* Exercise description *
Return the full material exactly.

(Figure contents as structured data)
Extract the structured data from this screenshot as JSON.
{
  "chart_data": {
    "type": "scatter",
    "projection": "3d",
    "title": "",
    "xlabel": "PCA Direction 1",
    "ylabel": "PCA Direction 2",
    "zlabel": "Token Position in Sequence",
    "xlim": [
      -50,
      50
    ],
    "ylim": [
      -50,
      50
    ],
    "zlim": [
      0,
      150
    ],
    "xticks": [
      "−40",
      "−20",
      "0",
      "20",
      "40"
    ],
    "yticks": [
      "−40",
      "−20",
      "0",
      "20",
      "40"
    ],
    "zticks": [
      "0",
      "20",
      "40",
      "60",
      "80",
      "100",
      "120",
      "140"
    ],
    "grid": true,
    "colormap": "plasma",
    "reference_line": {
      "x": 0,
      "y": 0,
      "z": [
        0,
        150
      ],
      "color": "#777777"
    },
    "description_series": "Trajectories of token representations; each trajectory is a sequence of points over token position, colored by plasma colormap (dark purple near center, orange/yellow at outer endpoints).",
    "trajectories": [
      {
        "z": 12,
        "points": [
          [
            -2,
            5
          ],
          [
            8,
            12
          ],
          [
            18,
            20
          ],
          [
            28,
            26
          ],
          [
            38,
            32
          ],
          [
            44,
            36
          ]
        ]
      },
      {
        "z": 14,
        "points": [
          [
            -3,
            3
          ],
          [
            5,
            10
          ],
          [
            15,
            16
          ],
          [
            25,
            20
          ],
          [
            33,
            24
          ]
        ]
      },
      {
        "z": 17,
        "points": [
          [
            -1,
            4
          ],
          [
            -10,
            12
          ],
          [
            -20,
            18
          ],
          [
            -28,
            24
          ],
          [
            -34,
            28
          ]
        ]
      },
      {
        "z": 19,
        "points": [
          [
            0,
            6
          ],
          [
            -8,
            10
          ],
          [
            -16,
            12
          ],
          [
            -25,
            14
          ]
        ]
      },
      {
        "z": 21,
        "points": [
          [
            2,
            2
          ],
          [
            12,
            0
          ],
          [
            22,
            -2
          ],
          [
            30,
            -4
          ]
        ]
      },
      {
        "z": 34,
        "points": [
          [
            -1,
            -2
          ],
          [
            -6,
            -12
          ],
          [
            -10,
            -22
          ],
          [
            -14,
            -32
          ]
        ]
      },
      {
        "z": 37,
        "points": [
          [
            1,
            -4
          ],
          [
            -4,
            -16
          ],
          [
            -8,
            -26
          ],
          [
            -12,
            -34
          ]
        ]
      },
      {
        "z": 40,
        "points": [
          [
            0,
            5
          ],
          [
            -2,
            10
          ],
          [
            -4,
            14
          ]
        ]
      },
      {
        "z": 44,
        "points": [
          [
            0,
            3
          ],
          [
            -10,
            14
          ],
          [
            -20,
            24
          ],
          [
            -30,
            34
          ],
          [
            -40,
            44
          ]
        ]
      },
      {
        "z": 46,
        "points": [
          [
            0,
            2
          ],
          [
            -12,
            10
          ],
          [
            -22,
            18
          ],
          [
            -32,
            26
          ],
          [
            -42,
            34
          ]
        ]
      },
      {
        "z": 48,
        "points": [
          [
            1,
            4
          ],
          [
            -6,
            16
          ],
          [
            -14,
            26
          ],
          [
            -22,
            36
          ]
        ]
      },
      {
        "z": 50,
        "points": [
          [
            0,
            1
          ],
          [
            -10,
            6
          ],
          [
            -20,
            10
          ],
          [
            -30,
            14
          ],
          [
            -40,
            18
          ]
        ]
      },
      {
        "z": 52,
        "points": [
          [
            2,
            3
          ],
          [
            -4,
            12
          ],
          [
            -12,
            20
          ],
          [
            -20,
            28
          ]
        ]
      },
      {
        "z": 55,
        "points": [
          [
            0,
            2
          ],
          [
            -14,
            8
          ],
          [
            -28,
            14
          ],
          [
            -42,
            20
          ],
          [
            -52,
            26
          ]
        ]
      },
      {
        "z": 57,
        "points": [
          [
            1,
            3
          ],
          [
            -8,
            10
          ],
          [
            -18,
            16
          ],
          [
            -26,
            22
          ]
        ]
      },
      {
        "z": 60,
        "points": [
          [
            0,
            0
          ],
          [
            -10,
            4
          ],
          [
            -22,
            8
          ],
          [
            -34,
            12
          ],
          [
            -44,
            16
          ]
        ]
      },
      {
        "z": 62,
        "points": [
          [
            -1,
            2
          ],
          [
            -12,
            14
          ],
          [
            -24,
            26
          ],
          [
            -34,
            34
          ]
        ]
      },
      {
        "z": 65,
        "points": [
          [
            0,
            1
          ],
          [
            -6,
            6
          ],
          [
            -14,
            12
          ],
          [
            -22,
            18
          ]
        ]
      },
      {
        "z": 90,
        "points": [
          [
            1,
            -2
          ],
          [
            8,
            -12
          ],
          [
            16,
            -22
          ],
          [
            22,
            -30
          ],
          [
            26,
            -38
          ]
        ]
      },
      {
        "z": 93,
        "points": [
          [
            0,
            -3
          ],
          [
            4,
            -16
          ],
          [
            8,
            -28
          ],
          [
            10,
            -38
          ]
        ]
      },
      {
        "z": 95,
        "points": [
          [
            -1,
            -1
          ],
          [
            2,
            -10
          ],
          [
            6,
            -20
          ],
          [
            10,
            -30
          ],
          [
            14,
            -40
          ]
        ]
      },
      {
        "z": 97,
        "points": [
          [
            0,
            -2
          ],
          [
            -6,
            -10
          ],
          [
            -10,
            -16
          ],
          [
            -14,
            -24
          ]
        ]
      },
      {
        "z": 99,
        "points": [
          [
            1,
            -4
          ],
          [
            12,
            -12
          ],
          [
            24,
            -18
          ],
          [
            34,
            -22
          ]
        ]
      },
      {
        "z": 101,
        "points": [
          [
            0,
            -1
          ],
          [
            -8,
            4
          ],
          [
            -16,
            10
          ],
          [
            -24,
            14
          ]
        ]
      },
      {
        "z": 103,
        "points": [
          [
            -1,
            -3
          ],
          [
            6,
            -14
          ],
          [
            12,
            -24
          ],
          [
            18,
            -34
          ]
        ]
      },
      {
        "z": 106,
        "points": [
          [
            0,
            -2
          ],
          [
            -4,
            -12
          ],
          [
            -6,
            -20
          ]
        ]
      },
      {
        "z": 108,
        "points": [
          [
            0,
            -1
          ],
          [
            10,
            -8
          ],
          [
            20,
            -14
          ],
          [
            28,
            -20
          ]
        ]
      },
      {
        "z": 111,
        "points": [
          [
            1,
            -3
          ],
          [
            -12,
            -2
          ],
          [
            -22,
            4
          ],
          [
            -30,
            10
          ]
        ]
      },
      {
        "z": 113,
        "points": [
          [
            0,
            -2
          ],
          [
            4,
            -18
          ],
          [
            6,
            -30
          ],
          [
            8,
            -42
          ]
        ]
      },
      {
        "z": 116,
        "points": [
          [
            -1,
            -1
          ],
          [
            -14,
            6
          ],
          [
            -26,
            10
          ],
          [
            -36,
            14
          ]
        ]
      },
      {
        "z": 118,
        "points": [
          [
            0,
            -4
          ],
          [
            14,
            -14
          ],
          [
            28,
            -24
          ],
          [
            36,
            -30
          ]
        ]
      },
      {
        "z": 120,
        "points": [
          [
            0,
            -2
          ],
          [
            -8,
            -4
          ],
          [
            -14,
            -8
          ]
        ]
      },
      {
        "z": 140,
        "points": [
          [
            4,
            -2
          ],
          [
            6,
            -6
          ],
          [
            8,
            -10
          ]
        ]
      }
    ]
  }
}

* Correct output *
Extract the structured data from this screenshot as JSON.
{
  "chart_data": {
    "type": "scatter",
    "projection": "3d",
    "title": "",
    "xlabel": "PCA Direction 1",
    "ylabel": "PCA Direction 2",
    "zlabel": "Token Position in Sequence",
    "xlim": [
      -50,
      50
    ],
    "ylim": [
      -50,
      50
    ],
    "zlim": [
      0,
      150
    ],
    "xticks": [
      "−40",
      "−20",
      "0",
      "20",
      "40"
    ],
    "yticks": [
      "−40",
      "−20",
      "0",
      "20",
      "40"
    ],
    "zticks": [
      "0",
      "20",
      "40",
      "60",
      "80",
      "100",
      "120",
      "140"
    ],
    "grid": true,
    "colormap": "plasma",
    "reference_line": {
      "x": 0,
      "y": 0,
      "z": [
        0,
        150
      ],
      "color": "#777777"
    },
    "description_series": "Trajectories of token representations; each trajectory is a sequence of points over token position, colored by plasma colormap (dark purple near center, orange/yellow at outer endpoints).",
    "trajectories": [
      {
        "z": 12,
        "points": [
          [
            -2,
            5
          ],
          [
            8,
            12
          ],
          [
            18,
            20
          ],
          [
            28,
            26
          ],
          [
            38,
            32
          ],
          [
            44,
            36
          ]
        ]
      },
      {
        "z": 14,
        "points": [
          [
            -3,
            3
          ],
          [
            5,
            10
          ],
          [
            15,
            16
          ],
          [
            25,
            20
          ],
          [
            33,
            24
          ]
        ]
      },
      {
        "z": 17,
        "points": [
          [
            -1,
            4
          ],
          [
            -10,
            12
          ],
          [
            -20,
            18
          ],
          [
            -28,
            24
          ],
          [
            -34,
            28
          ]
        ]
      },
      {
        "z": 19,
        "points": [
          [
            0,
            6
          ],
          [
            -8,
            10
          ],
          [
            -16,
            12
          ],
          [
            -25,
            14
          ]
        ]
      },
      {
        "z": 21,
        "points": [
          [
            2,
            2
          ],
          [
            12,
            0
          ],
          [
            22,
            -2
          ],
          [
            30,
            -4
          ]
        ]
      },
      {
        "z": 34,
        "points": [
          [
            -1,
            -2
          ],
          [
            -6,
            -12
          ],
          [
            -10,
            -22
          ],
          [
            -14,
            -32
          ]
        ]
      },
      {
        "z": 37,
        "points": [
          [
            1,
            -4
          ],
          [
            -4,
            -16
          ],
          [
            -8,
            -26
          ],
          [
            -12,
            -34
          ]
        ]
      },
      {
        "z": 40,
        "points": [
          [
            0,
            5
          ],
          [
            -2,
            10
          ],
          [
            -4,
            14
          ]
        ]
      },
      {
        "z": 44,
        "points": [
          [
            0,
            3
          ],
          [
            -10,
            14
          ],
          [
            -20,
            24
          ],
          [
            -30,
            34
          ],
          [
            -40,
            44
          ]
        ]
      },
      {
        "z": 46,
        "points": [
          [
            0,
            2
          ],
          [
            -12,
            10
          ],
          [
            -22,
            18
          ],
          [
            -32,
            26
          ],
          [
            -42,
            34
          ]
        ]
      },
      {
        "z": 48,
        "points": [
          [
            1,
            4
          ],
          [
            -6,
            16
          ],
          [
            -14,
            26
          ],
          [
            -22,
            36
          ]
        ]
      },
      {
        "z": 50,
        "points": [
          [
            0,
            1
          ],
          [
            -10,
            6
          ],
          [
            -20,
            10
          ],
          [
            -30,
            14
          ],
          [
            -40,
            18
          ]
        ]
      },
      {
        "z": 52,
        "points": [
          [
            2,
            3
          ],
          [
            -4,
            12
          ],
          [
            -12,
            20
          ],
          [
            -20,
            28
          ]
        ]
      },
      {
        "z": 55,
        "points": [
          [
            0,
            2
          ],
          [
            -14,
            8
          ],
          [
            -28,
            14
          ],
          [
            -42,
            20
          ],
          [
            -52,
            26
          ]
        ]
      },
      {
        "z": 57,
        "points": [
          [
            1,
            3
          ],
          [
            -8,
            10
          ],
          [
            -18,
            16
          ],
          [
            -26,
            22
          ]
        ]
      },
      {
        "z": 60,
        "points": [
          [
            0,
            0
          ],
          [
            -10,
            4
          ],
          [
            -22,
            8
          ],
          [
            -34,
            12
          ],
          [
            -44,
            16
          ]
        ]
      },
      {
        "z": 62,
        "points": [
          [
            -1,
            2
          ],
          [
            -12,
            14
          ],
          [
            -24,
            26
          ],
          [
            -34,
            34
          ]
        ]
      },
      {
        "z": 65,
        "points": [
          [
            0,
            1
          ],
          [
            -6,
            6
          ],
          [
            -14,
            12
          ],
          [
            -22,
            18
          ]
        ]
      },
      {
        "z": 90,
        "points": [
          [
            1,
            -2
          ],
          [
            8,
            -12
          ],
          [
            16,
            -22
          ],
          [
            22,
            -30
          ],
          [
            26,
            -38
          ]
        ]
      },
      {
        "z": 93,
        "points": [
          [
            0,
            -3
          ],
          [
            4,
            -16
          ],
          [
            8,
            -28
          ],
          [
            10,
            -38
          ]
        ]
      },
      {
        "z": 95,
        "points": [
          [
            -1,
            -1
          ],
          [
            2,
            -10
          ],
          [
            6,
            -20
          ],
          [
            10,
            -30
          ],
          [
            14,
            -40
          ]
        ]
      },
      {
        "z": 97,
        "points": [
          [
            0,
            -2
          ],
          [
            -6,
            -10
          ],
          [
            -10,
            -16
          ],
          [
            -14,
            -24
          ]
        ]
      },
      {
        "z": 99,
        "points": [
          [
            1,
            -4
          ],
          [
            12,
            -12
          ],
          [
            24,
            -18
          ],
          [
            34,
            -22
          ]
        ]
      },
      {
        "z": 101,
        "points": [
          [
            0,
            -1
          ],
          [
            -8,
            4
          ],
          [
            -16,
            10
          ],
          [
            -24,
            14
          ]
        ]
      },
      {
        "z": 103,
        "points": [
          [
            -1,
            -3
          ],
          [
            6,
            -14
          ],
          [
            12,
            -24
          ],
          [
            18,
            -34
          ]
        ]
      },
      {
        "z": 106,
        "points": [
          [
            0,
            -2
          ],
          [
            -4,
            -12
          ],
          [
            -6,
            -20
          ]
        ]
      },
      {
        "z": 108,
        "points": [
          [
            0,
            -1
          ],
          [
            10,
            -8
          ],
          [
            20,
            -14
          ],
          [
            28,
            -20
          ]
        ]
      },
      {
        "z": 111,
        "points": [
          [
            1,
            -3
          ],
          [
            -12,
            -2
          ],
          [
            -22,
            4
          ],
          [
            -30,
            10
          ]
        ]
      },
      {
        "z": 113,
        "points": [
          [
            0,
            -2
          ],
          [
            4,
            -18
          ],
          [
            6,
            -30
          ],
          [
            8,
            -42
          ]
        ]
      },
      {
        "z": 116,
        "points": [
          [
            -1,
            -1
          ],
          [
            -14,
            6
          ],
          [
            -26,
            10
          ],
          [
            -36,
            14
          ]
        ]
      },
      {
        "z": 118,
        "points": [
          [
            0,
            -4
          ],
          [
            14,
            -14
          ],
          [
            28,
            -24
          ],
          [
            36,
            -30
          ]
        ]
      },
      {
        "z": 120,
        "points": [
          [
            0,
            -2
          ],
          [
            -8,
            -4
          ],
          [
            -14,
            -8
          ]
        ]
      },
      {
        "z": 140,
        "points": [
          [
            4,
            -2
          ],
          [
            6,
            -6
          ],
          [
            8,
            -10
          ]
        ]
      }
    ]
  }
}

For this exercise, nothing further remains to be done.